* **REQUIRED WORK**
Write the data below out exactly as it stands. Do not include the pictures.

begin RECORD EXTRACTS

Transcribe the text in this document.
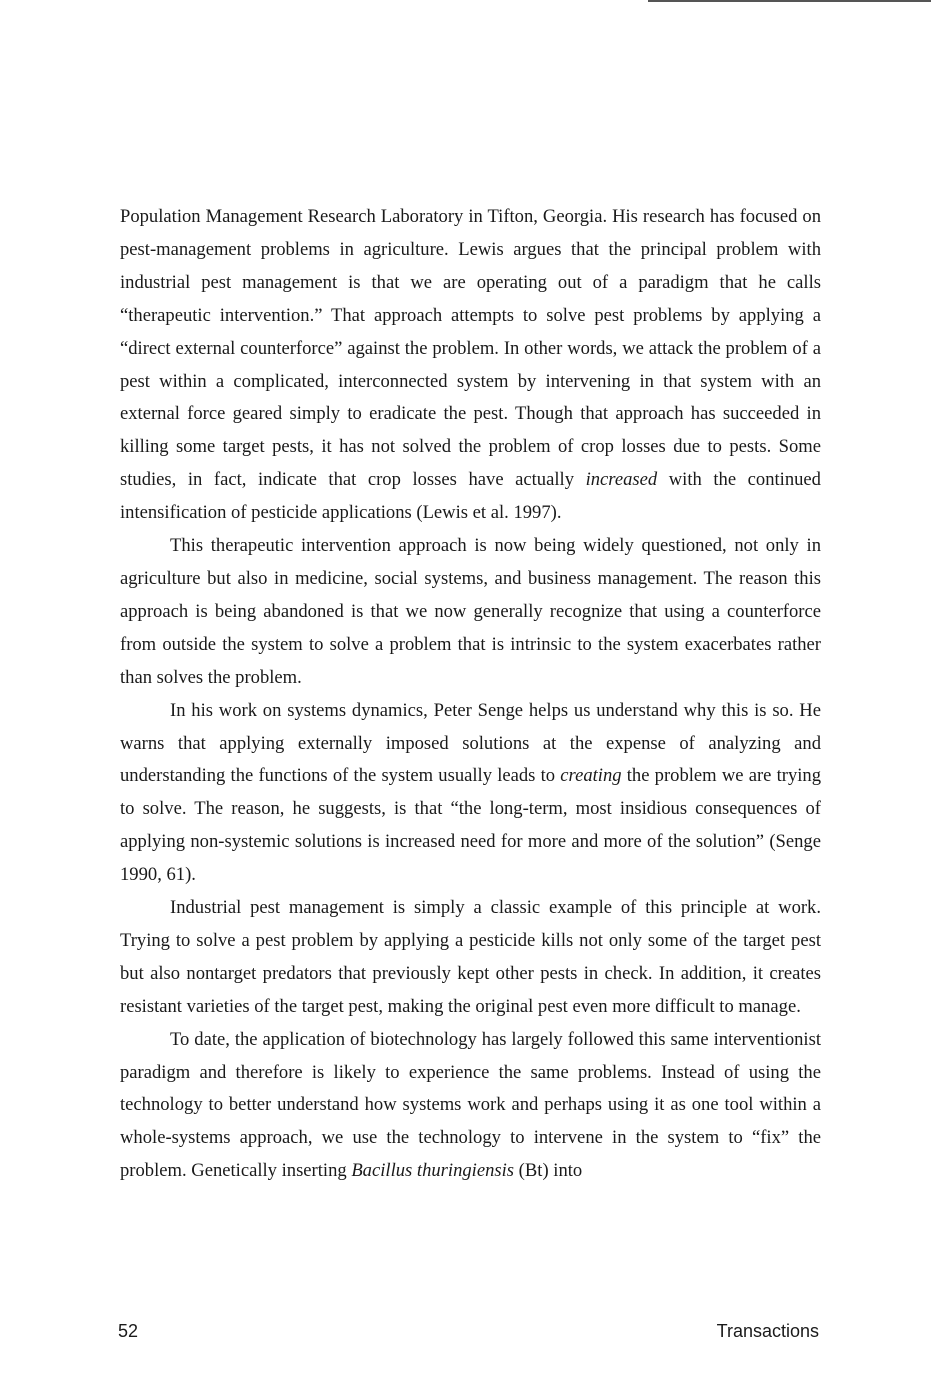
Population Management Research Laboratory in Tifton, Georgia. His research has focused on pest-management problems in agriculture. Lewis argues that the principal problem with industrial pest management is that we are operating out of a paradigm that he calls “therapeutic intervention.” That approach attempts to solve pest problems by applying a “direct external counterforce” against the problem. In other words, we attack the problem of a pest within a complicated, interconnected system by intervening in that system with an external force geared simply to eradicate the pest. Though that approach has succeeded in killing some target pests, it has not solved the problem of crop losses due to pests. Some studies, in fact, indicate that crop losses have actually increased with the continued intensification of pesticide applications (Lewis et al. 1997).

This therapeutic intervention approach is now being widely questioned, not only in agriculture but also in medicine, social systems, and business management. The reason this approach is being abandoned is that we now generally recognize that using a counterforce from outside the system to solve a problem that is intrinsic to the system exacerbates rather than solves the problem.

In his work on systems dynamics, Peter Senge helps us understand why this is so. He warns that applying externally imposed solutions at the expense of analyzing and understanding the functions of the system usually leads to creating the problem we are trying to solve. The reason, he suggests, is that “the long-term, most insidious consequences of applying non-systemic solutions is increased need for more and more of the solution” (Senge 1990, 61).

Industrial pest management is simply a classic example of this principle at work. Trying to solve a pest problem by applying a pesticide kills not only some of the target pest but also nontarget predators that previously kept other pests in check. In addition, it creates resistant varieties of the target pest, making the original pest even more difficult to manage.

To date, the application of biotechnology has largely followed this same interventionist paradigm and therefore is likely to experience the same problems. Instead of using the technology to better understand how systems work and perhaps using it as one tool within a whole-systems approach, we use the technology to intervene in the system to “fix” the problem. Genetically inserting Bacillus thuringiensis (Bt) into

52	Transactions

end RECORD EXTRACTS

* **ANSWER FOR THE TASK**
Transcribe the text in this document.
Population Management Research Laboratory in Tifton, Georgia. His research has focused on pest-management problems in agriculture. Lewis argues that the principal problem with industrial pest management is that we are operating out of a paradigm that he calls “therapeutic intervention.” That approach attempts to solve pest problems by applying a “direct external counterforce” against the problem. In other words, we attack the problem of a pest within a complicated, interconnected system by intervening in that system with an external force geared simply to eradicate the pest. Though that approach has succeeded in killing some target pests, it has not solved the problem of crop losses due to pests. Some studies, in fact, indicate that crop losses have actually increased with the continued intensification of pesticide applications (Lewis et al. 1997).

This therapeutic intervention approach is now being widely questioned, not only in agriculture but also in medicine, social systems, and business management. The reason this approach is being abandoned is that we now generally recognize that using a counterforce from outside the system to solve a problem that is intrinsic to the system exacerbates rather than solves the problem.

In his work on systems dynamics, Peter Senge helps us understand why this is so. He warns that applying externally imposed solutions at the expense of analyzing and understanding the functions of the system usually leads to creating the problem we are trying to solve. The reason, he suggests, is that “the long-term, most insidious consequences of applying non-systemic solutions is increased need for more and more of the solution” (Senge 1990, 61).

Industrial pest management is simply a classic example of this principle at work. Trying to solve a pest problem by applying a pesticide kills not only some of the target pest but also nontarget predators that previously kept other pests in check. In addition, it creates resistant varieties of the target pest, making the original pest even more difficult to manage.

To date, the application of biotechnology has largely followed this same interventionist paradigm and therefore is likely to experience the same problems. Instead of using the technology to better understand how systems work and perhaps using it as one tool within a whole-systems approach, we use the technology to intervene in the system to “fix” the problem. Genetically inserting Bacillus thuringiensis (Bt) into

52	Transactions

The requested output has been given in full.